■ Reading text
━━━━━━━━━━━━━━━━━━━━
The live calculator at the top of this page shows the current planetary hour for your selected city. It highlights the ruler, start time, end time, and countdown to the next hour. Because planetary hours depend on local sunrise and sunset, the answer changes by location.
How do I calculate planetary hours for today?
Find today's local sunrise and sunset, divide that daylight span into 12 equal day hours, then divide sunset to tomorrow's sunrise into 12 equal night hours. The first hour after sunrise belongs to the weekday ruler, and each following hour moves through the Chaldean order: Saturn, Jupiter, Mars, Sun, Venus, Mercury, Moon.
What are planetary hours?
Planetary hours are an ancient timing system that divides each day into 24 segments, each ruled by one of the seven classical planets (Sun, Moon, Mars, Mercury, Jupiter, Venus, Saturn). The sequence follows the Chaldean order, starting from the planet that rules the day. Day hours run from sunrise to sunset and night hours from sunset to the next sunrise, so their length changes with the seasons.
How are planetary hours calculated?
The time between sunrise and sunset is divided into 12 equal parts (day hours), and the time between sunset and the next sunrise is divided into 12 equal parts (night hours). In summer, day hours are longer than 60 minutes and night hours are shorter; in winter, it reverses. The first day hour is always ruled by the planet that rules the day — Sun on Sunday, Moon on Monday, Mars on Tuesday, and so on — and subsequent hours follow the Chaldean order.
What is the Chaldean order?
The Chaldean order is Saturn, Jupiter, Mars, Sun, Venus, Mercury, Moon, arranged from slowest to fastest in the traditional geocentric model. Planetary-hour practice uses that sequence to assign each successive hour after the weekday ruler.
Is the planetary day or planetary hour more important?
Traditional electional astrologers treat both as significant, but the planetary hour provides finer timing. The planetary day sets the overall tone, while the hour gives a narrower window within that day. For a simple hour-based election, many practitioners prefer an activity when both the day and hour are ruled by the same planet, such as Jupiter-related study or travel planning during a Jupiter hour on Thursday.
Why does this calculator need my location?
━━━━━━━━━━━━━━━━━━━━
■ Stored records
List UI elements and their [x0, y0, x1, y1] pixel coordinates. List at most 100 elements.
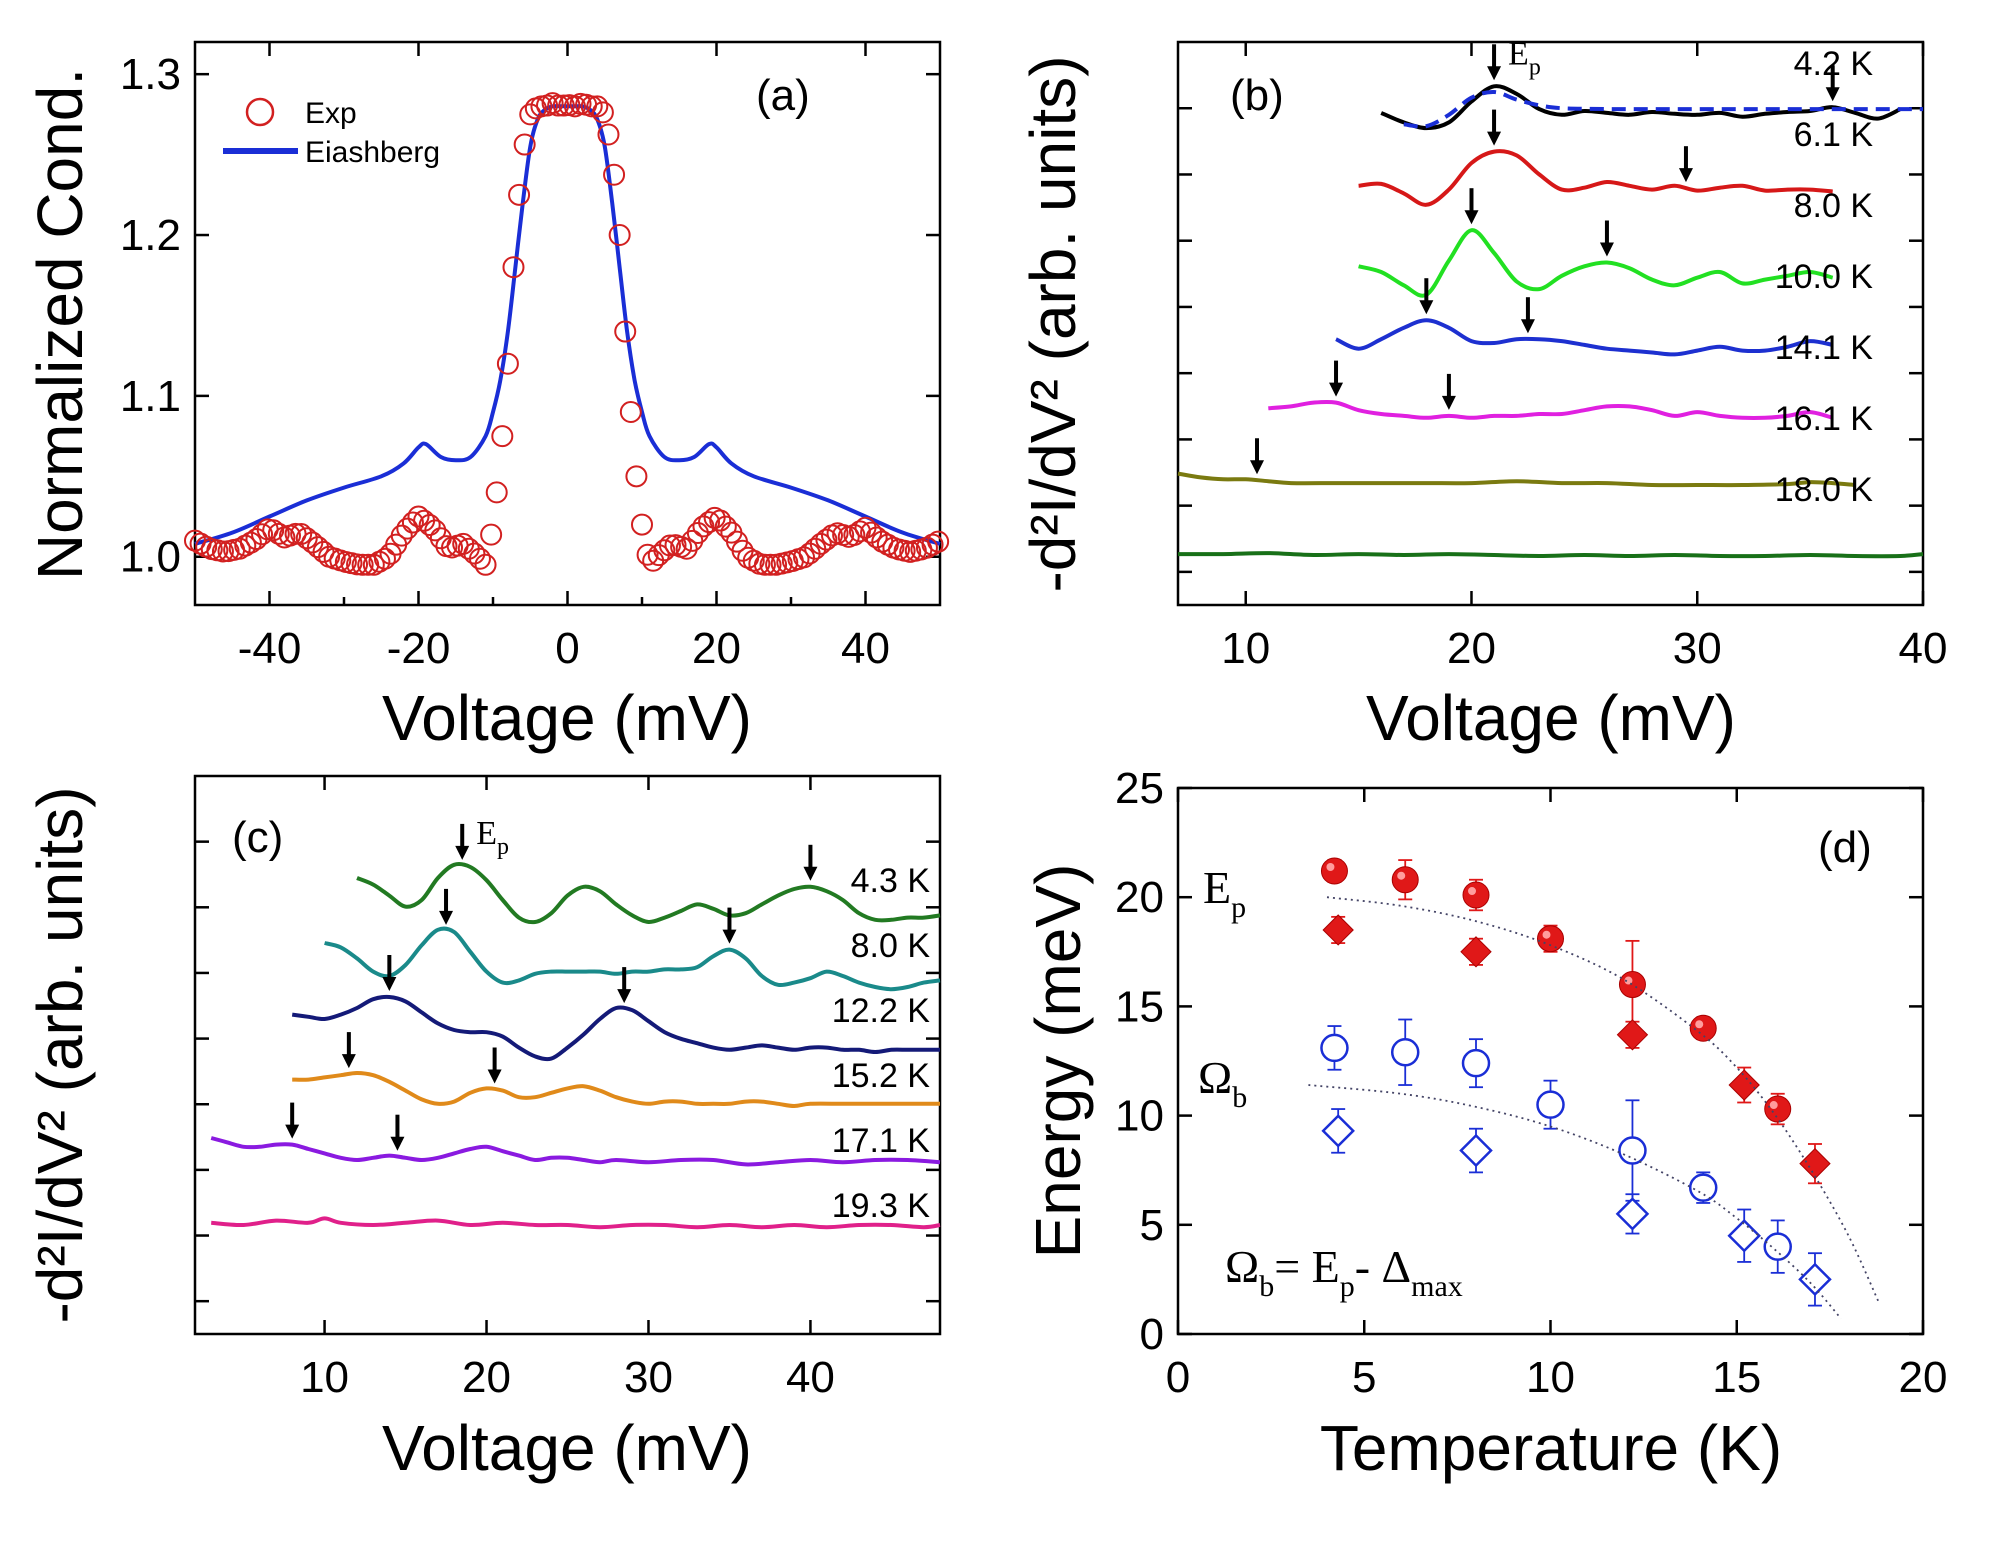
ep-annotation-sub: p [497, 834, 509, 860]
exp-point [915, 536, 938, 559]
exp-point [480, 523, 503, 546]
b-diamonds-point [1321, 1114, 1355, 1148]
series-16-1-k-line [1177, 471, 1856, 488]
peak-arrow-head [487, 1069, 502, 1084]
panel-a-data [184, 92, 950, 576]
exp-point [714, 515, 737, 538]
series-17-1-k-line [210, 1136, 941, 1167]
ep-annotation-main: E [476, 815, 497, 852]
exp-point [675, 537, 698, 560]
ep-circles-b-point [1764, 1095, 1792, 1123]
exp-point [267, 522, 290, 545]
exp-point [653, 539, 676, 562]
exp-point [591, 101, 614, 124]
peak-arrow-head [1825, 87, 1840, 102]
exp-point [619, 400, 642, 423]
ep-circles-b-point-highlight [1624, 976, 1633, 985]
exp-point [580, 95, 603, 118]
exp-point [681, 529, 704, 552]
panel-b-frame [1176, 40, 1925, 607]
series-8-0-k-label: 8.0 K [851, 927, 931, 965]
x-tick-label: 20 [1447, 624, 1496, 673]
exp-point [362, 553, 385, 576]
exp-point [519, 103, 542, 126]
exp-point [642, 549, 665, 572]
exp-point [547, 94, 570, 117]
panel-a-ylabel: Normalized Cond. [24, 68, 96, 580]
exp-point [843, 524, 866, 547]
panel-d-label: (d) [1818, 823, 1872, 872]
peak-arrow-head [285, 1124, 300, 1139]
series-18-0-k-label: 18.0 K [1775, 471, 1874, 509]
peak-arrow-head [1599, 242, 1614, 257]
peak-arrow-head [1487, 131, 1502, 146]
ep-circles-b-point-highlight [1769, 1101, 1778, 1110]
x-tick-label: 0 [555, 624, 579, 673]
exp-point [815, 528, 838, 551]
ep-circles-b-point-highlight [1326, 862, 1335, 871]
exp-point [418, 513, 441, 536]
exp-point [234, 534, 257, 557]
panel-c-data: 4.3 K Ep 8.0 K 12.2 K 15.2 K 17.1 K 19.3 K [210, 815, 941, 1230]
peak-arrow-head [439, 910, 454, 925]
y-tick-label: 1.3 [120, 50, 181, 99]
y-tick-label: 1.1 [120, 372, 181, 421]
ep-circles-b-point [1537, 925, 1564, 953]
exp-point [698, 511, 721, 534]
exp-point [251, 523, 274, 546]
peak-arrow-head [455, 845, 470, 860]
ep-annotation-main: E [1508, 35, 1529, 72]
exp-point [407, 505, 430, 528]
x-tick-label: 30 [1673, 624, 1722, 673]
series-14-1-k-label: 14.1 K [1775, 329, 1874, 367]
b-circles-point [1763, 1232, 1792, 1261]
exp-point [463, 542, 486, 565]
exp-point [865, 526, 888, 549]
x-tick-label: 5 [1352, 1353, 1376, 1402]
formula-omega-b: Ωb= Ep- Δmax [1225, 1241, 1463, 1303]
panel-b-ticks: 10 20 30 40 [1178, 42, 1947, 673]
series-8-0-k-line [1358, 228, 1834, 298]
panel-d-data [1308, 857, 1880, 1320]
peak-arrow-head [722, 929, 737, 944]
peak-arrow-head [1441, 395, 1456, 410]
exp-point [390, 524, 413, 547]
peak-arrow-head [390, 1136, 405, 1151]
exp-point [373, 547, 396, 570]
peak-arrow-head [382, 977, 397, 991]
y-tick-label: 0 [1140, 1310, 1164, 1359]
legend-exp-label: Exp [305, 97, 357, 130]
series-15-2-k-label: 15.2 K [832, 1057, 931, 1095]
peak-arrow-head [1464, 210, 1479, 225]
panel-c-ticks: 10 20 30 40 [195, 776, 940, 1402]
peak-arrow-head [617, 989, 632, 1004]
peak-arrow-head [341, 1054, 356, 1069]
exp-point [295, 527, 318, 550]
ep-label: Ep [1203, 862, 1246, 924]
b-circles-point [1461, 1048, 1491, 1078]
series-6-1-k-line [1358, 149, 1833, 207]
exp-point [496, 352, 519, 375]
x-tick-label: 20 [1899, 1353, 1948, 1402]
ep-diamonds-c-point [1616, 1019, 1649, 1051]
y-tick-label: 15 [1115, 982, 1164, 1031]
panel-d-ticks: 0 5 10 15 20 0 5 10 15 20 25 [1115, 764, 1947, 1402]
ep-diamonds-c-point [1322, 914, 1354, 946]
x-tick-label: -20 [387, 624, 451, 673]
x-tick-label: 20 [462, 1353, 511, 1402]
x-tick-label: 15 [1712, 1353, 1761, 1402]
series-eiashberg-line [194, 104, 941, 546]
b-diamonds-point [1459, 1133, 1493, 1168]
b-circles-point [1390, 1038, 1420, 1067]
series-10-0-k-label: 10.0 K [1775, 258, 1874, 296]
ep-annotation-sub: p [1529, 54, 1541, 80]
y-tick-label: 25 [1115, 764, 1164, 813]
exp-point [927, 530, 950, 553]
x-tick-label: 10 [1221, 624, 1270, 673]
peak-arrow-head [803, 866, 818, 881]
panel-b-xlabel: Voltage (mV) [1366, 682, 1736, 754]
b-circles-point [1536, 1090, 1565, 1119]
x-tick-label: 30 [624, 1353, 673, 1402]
━━━━━━━━━━━━━━━━━━━━
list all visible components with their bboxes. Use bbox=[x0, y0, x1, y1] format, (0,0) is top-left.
━━━━━━━━━━━━━━━━━━━━
■ Work required
Set down, unchanged, the part of the planetary hours text above that opens with the words containing "How are planetary" and closes with "the Chaldean order?".

■ Output
How are planetary hours calculated?
The time between sunrise and sunset is divided into 12 equal parts (day hours), and the time between sunset and the next sunrise is divided into 12 equal parts (night hours). In summer, day hours are longer than 60 minutes and night hours are shorter; in winter, it reverses. The first day hour is always ruled by the planet that rules the day — Sun on Sunday, Moon on Monday, Mars on Tuesday, and so on — and subsequent hours follow the Chaldean order.
What is the Chaldean order?